+++ Recorded information +++
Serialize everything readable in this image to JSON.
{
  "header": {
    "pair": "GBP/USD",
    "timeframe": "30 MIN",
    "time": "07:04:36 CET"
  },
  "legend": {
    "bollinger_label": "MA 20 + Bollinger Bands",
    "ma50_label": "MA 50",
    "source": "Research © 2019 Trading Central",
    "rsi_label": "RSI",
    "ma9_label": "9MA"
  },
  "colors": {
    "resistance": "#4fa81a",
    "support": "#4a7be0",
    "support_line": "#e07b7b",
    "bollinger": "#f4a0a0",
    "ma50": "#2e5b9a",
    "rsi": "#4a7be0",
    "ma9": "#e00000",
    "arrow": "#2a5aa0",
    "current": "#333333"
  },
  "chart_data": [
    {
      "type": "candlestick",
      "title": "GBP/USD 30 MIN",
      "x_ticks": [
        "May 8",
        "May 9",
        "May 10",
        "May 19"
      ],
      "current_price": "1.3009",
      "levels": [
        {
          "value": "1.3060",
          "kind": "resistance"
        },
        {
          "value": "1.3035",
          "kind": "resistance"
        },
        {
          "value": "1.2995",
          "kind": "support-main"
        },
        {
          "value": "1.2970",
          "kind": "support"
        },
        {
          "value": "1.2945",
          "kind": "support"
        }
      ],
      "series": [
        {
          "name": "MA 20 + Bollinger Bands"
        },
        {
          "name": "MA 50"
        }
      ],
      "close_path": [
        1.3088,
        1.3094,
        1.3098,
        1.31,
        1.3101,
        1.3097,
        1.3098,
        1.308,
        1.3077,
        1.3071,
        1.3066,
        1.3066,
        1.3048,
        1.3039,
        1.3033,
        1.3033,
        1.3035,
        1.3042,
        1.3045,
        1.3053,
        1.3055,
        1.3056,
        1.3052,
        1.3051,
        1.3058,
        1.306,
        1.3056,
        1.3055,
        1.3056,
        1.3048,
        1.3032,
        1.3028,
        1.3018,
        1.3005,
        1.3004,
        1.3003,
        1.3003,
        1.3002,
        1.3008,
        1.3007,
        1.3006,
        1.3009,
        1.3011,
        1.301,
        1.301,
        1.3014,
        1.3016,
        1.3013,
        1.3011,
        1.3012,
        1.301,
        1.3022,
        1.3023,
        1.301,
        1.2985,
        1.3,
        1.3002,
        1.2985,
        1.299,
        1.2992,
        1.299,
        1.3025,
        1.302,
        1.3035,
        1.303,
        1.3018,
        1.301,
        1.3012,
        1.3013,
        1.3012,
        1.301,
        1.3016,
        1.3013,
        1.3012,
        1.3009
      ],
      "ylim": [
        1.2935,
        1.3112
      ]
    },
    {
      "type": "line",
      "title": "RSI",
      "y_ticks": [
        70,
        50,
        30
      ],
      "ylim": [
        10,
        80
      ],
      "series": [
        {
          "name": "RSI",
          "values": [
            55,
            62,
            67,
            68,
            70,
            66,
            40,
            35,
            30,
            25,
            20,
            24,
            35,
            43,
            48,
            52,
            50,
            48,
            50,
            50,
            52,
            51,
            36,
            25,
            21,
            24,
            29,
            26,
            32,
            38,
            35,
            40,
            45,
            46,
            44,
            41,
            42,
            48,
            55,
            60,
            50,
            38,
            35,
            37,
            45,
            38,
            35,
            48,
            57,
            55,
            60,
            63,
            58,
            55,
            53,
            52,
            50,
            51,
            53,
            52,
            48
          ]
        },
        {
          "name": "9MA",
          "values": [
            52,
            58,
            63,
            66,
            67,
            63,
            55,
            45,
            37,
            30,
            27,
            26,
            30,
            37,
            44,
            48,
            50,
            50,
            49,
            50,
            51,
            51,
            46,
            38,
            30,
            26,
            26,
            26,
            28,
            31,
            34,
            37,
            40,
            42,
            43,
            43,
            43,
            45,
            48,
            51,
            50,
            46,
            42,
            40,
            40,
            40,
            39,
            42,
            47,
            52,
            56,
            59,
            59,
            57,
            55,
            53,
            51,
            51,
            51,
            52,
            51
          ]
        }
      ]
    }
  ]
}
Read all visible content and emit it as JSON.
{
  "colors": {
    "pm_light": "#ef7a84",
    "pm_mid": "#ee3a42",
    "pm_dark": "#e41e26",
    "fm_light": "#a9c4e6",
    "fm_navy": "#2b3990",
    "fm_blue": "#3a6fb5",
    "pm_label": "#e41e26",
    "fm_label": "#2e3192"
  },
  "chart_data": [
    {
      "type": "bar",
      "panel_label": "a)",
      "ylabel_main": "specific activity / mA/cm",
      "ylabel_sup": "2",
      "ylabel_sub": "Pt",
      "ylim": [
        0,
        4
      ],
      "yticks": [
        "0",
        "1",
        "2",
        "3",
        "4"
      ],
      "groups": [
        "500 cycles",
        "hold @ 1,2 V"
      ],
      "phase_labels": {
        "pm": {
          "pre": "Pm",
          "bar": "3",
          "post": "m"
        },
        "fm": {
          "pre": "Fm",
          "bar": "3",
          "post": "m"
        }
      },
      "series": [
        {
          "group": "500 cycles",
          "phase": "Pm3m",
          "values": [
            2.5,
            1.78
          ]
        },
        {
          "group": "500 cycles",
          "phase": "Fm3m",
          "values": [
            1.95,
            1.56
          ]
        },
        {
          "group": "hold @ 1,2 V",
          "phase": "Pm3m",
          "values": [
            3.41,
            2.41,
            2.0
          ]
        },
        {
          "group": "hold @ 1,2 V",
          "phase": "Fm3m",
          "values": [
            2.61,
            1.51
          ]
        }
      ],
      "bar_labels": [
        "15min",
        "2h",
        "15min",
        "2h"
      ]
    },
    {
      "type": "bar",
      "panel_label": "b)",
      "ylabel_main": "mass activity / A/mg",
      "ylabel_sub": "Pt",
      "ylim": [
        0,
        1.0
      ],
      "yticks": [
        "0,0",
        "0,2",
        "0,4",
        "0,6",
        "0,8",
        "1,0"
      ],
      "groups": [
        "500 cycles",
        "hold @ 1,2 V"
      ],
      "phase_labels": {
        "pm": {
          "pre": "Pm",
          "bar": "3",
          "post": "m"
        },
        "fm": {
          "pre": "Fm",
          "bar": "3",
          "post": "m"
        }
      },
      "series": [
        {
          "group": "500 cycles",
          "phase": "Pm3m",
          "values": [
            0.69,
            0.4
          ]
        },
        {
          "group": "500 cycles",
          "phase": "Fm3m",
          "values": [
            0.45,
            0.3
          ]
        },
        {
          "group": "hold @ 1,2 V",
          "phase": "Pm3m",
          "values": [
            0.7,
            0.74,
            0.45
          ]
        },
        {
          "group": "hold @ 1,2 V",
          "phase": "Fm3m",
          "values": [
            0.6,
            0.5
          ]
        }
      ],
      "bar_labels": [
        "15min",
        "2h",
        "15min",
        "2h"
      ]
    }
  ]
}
+++
Copy each record from above exactly, and include every line.

Serialize everything readable in this image to JSON.
{
  "header": {
    "pair": "GBP/USD",
    "timeframe": "30 MIN",
    "time": "07:04:36 CET"
  },
  "legend": {
    "bollinger_label": "MA 20 + Bollinger Bands",
    "ma50_label": "MA 50",
    "source": "Research © 2019 Trading Central",
    "rsi_label": "RSI",
    "ma9_label": "9MA"
  },
  "colors": {
    "resistance": "#4fa81a",
    "support": "#4a7be0",
    "support_line": "#e07b7b",
    "bollinger": "#f4a0a0",
    "ma50": "#2e5b9a",
    "rsi": "#4a7be0",
    "ma9": "#e00000",
    "arrow": "#2a5aa0",
    "current": "#333333"
  },
  "chart_data": [
    {
      "type": "candlestick",
      "title": "GBP/USD 30 MIN",
      "x_ticks": [
        "May 8",
        "May 9",
        "May 10",
        "May 19"
      ],
      "current_price": "1.3009",
      "levels": [
        {
          "value": "1.3060",
          "kind": "resistance"
        },
        {
          "value": "1.3035",
          "kind": "resistance"
        },
        {
          "value": "1.2995",
          "kind": "support-main"
        },
        {
          "value": "1.2970",
          "kind": "support"
        },
        {
          "value": "1.2945",
          "kind": "support"
        }
      ],
      "series": [
        {
          "name": "MA 20 + Bollinger Bands"
        },
        {
          "name": "MA 50"
        }
      ],
      "close_path": [
        1.3088,
        1.3094,
        1.3098,
        1.31,
        1.3101,
        1.3097,
        1.3098,
        1.308,
        1.3077,
        1.3071,
        1.3066,
        1.3066,
        1.3048,
        1.3039,
        1.3033,
        1.3033,
        1.3035,
        1.3042,
        1.3045,
        1.3053,
        1.3055,
        1.3056,
        1.3052,
        1.3051,
        1.3058,
        1.306,
        1.3056,
        1.3055,
        1.3056,
        1.3048,
        1.3032,
        1.3028,
        1.3018,
        1.3005,
        1.3004,
        1.3003,
        1.3003,
        1.3002,
        1.3008,
        1.3007,
        1.3006,
        1.3009,
        1.3011,
        1.301,
        1.301,
        1.3014,
        1.3016,
        1.3013,
        1.3011,
        1.3012,
        1.301,
        1.3022,
        1.3023,
        1.301,
        1.2985,
        1.3,
        1.3002,
        1.2985,
        1.299,
        1.2992,
        1.299,
        1.3025,
        1.302,
        1.3035,
        1.303,
        1.3018,
        1.301,
        1.3012,
        1.3013,
        1.3012,
        1.301,
        1.3016,
        1.3013,
        1.3012,
        1.3009
      ],
      "ylim": [
        1.2935,
        1.3112
      ]
    },
    {
      "type": "line",
      "title": "RSI",
      "y_ticks": [
        70,
        50,
        30
      ],
      "ylim": [
        10,
        80
      ],
      "series": [
        {
          "name": "RSI",
          "values": [
            55,
            62,
            67,
            68,
            70,
            66,
            40,
            35,
            30,
            25,
            20,
            24,
            35,
            43,
            48,
            52,
            50,
            48,
            50,
            50,
            52,
            51,
            36,
            25,
            21,
            24,
            29,
            26,
            32,
            38,
            35,
            40,
            45,
            46,
            44,
            41,
            42,
            48,
            55,
            60,
            50,
            38,
            35,
            37,
            45,
            38,
            35,
            48,
            57,
            55,
            60,
            63,
            58,
            55,
            53,
            52,
            50,
            51,
            53,
            52,
            48
          ]
        },
        {
          "name": "9MA",
          "values": [
            52,
            58,
            63,
            66,
            67,
            63,
            55,
            45,
            37,
            30,
            27,
            26,
            30,
            37,
            44,
            48,
            50,
            50,
            49,
            50,
            51,
            51,
            46,
            38,
            30,
            26,
            26,
            26,
            28,
            31,
            34,
            37,
            40,
            42,
            43,
            43,
            43,
            45,
            48,
            51,
            50,
            46,
            42,
            40,
            40,
            40,
            39,
            42,
            47,
            52,
            56,
            59,
            59,
            57,
            55,
            53,
            51,
            51,
            51,
            52,
            51
          ]
        }
      ]
    }
  ]
}
Read all visible content and emit it as JSON.
{
  "colors": {
    "pm_light": "#ef7a84",
    "pm_mid": "#ee3a42",
    "pm_dark": "#e41e26",
    "fm_light": "#a9c4e6",
    "fm_navy": "#2b3990",
    "fm_blue": "#3a6fb5",
    "pm_label": "#e41e26",
    "fm_label": "#2e3192"
  },
  "chart_data": [
    {
      "type": "bar",
      "panel_label": "a)",
      "ylabel_main": "specific activity / mA/cm",
      "ylabel_sup": "2",
      "ylabel_sub": "Pt",
      "ylim": [
        0,
        4
      ],
      "yticks": [
        "0",
        "1",
        "2",
        "3",
        "4"
      ],
      "groups": [
        "500 cycles",
        "hold @ 1,2 V"
      ],
      "phase_labels": {
        "pm": {
          "pre": "Pm",
          "bar": "3",
          "post": "m"
        },
        "fm": {
          "pre": "Fm",
          "bar": "3",
          "post": "m"
        }
      },
      "series": [
        {
          "group": "500 cycles",
          "phase": "Pm3m",
          "values": [
            2.5,
            1.78
          ]
        },
        {
          "group": "500 cycles",
          "phase": "Fm3m",
          "values": [
            1.95,
            1.56
          ]
        },
        {
          "group": "hold @ 1,2 V",
          "phase": "Pm3m",
          "values": [
            3.41,
            2.41,
            2.0
          ]
        },
        {
          "group": "hold @ 1,2 V",
          "phase": "Fm3m",
          "values": [
            2.61,
            1.51
          ]
        }
      ],
      "bar_labels": [
        "15min",
        "2h",
        "15min",
        "2h"
      ]
    },
    {
      "type": "bar",
      "panel_label": "b)",
      "ylabel_main": "mass activity / A/mg",
      "ylabel_sub": "Pt",
      "ylim": [
        0,
        1.0
      ],
      "yticks": [
        "0,0",
        "0,2",
        "0,4",
        "0,6",
        "0,8",
        "1,0"
      ],
      "groups": [
        "500 cycles",
        "hold @ 1,2 V"
      ],
      "phase_labels": {
        "pm": {
          "pre": "Pm",
          "bar": "3",
          "post": "m"
        },
        "fm": {
          "pre": "Fm",
          "bar": "3",
          "post": "m"
        }
      },
      "series": [
        {
          "group": "500 cycles",
          "phase": "Pm3m",
          "values": [
            0.69,
            0.4
          ]
        },
        {
          "group": "500 cycles",
          "phase": "Fm3m",
          "values": [
            0.45,
            0.3
          ]
        },
        {
          "group": "hold @ 1,2 V",
          "phase": "Pm3m",
          "values": [
            0.7,
            0.74,
            0.45
          ]
        },
        {
          "group": "hold @ 1,2 V",
          "phase": "Fm3m",
          "values": [
            0.6,
            0.5
          ]
        }
      ],
      "bar_labels": [
        "15min",
        "2h",
        "15min",
        "2h"
      ]
    }
  ]
}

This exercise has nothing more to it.